## THE PROBLEM
Work through the data below and give the number of lines holding "aluminium", nothing more.

--- begin MATERIAL SHOWN ---

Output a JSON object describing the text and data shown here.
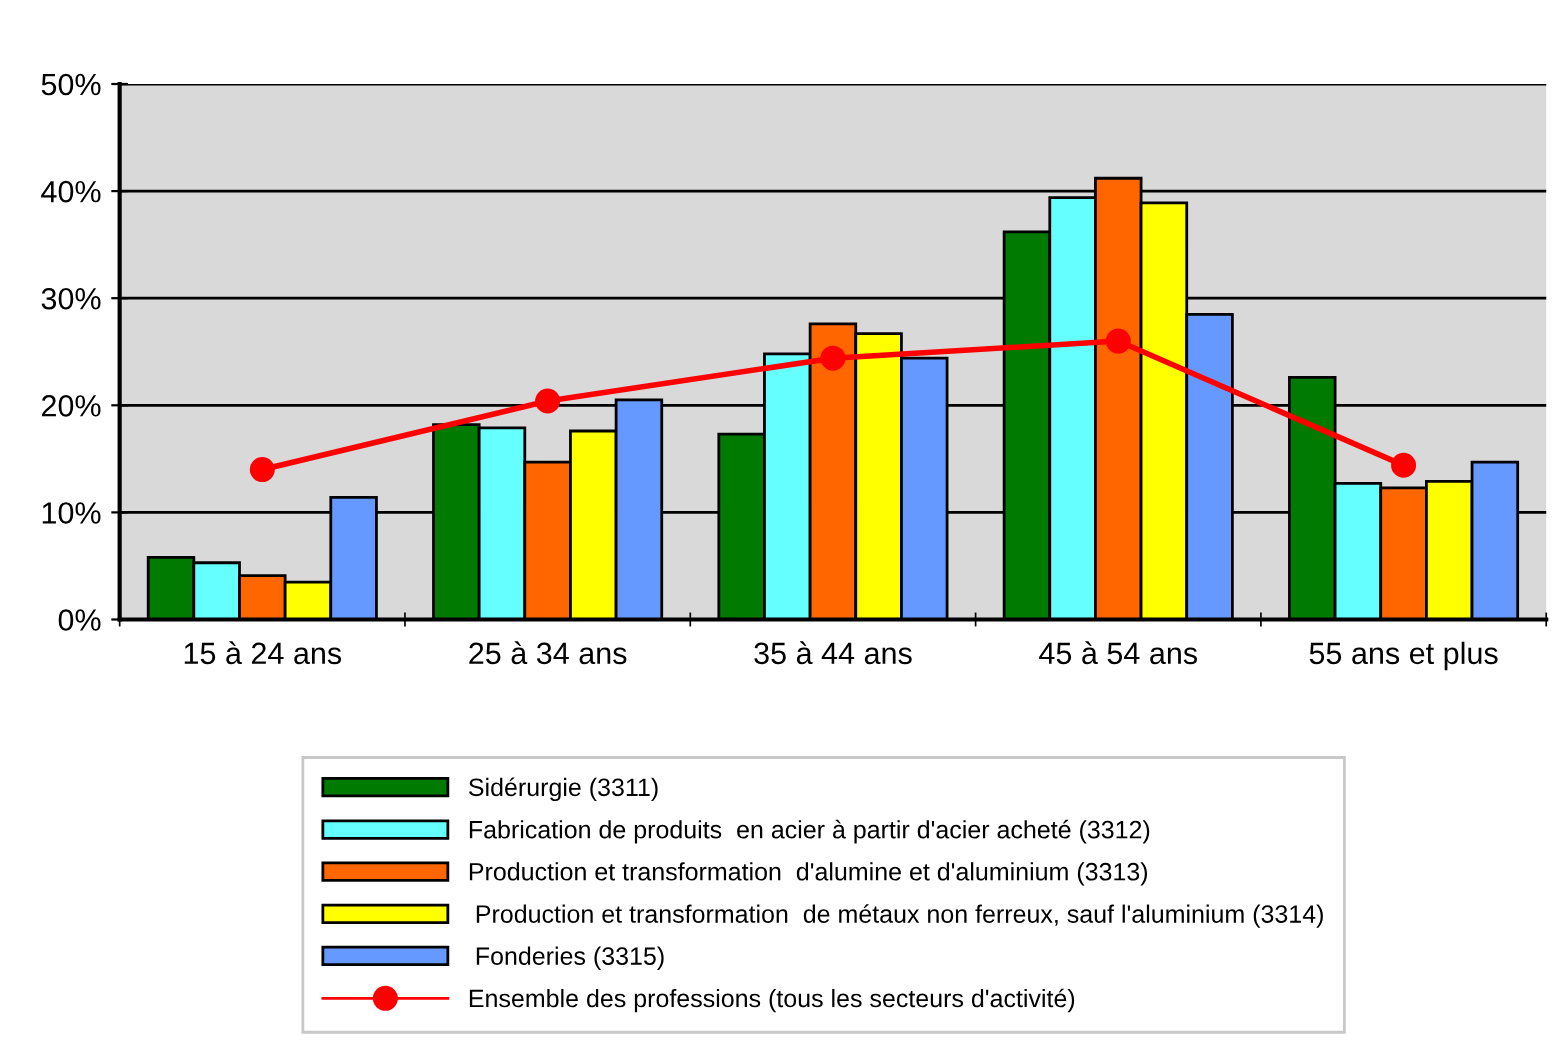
{
  "chart_data": {
    "type": "bar",
    "categories": [
      "15 à 24 ans",
      "25 à 34 ans",
      "35 à 44 ans",
      "45 à 54 ans",
      "55 ans et plus"
    ],
    "series": [
      {
        "name": "Sidérurgie (3311)",
        "color": "#007a00",
        "values": [
          5.8,
          18.2,
          17.3,
          36.2,
          22.6
        ]
      },
      {
        "name": "Fabrication de produits  en acier à partir d'acier acheté (3312)",
        "color": "#66ffff",
        "values": [
          5.3,
          17.9,
          24.8,
          39.4,
          12.7
        ]
      },
      {
        "name": "Production et transformation  d'alumine et d'aluminium (3313)",
        "color": "#ff6600",
        "values": [
          4.1,
          14.7,
          27.6,
          41.2,
          12.3
        ]
      },
      {
        "name": " Production et transformation  de métaux non ferreux, sauf l'aluminium (3314)",
        "color": "#ffff00",
        "values": [
          3.5,
          17.6,
          26.7,
          38.9,
          12.9
        ]
      },
      {
        "name": " Fonderies (3315)",
        "color": "#6699ff",
        "values": [
          11.4,
          20.5,
          24.4,
          28.5,
          14.7
        ]
      },
      {
        "name": "Ensemble des professions (tous les secteurs d'activité)",
        "type": "line",
        "color": "#ff0000",
        "marker": "circle",
        "values": [
          14.0,
          20.4,
          24.4,
          26.0,
          14.4
        ]
      }
    ],
    "ylim": [
      0,
      50
    ],
    "yticks": [
      {
        "value": 0,
        "label": "0%"
      },
      {
        "value": 10,
        "label": "10%"
      },
      {
        "value": 20,
        "label": "20%"
      },
      {
        "value": 30,
        "label": "30%"
      },
      {
        "value": 40,
        "label": "40%"
      },
      {
        "value": 50,
        "label": "50%"
      }
    ],
    "grid": "y",
    "legend": "bottom"
  }
}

--- end MATERIAL SHOWN ---

## ANSWER TO THE TASK
2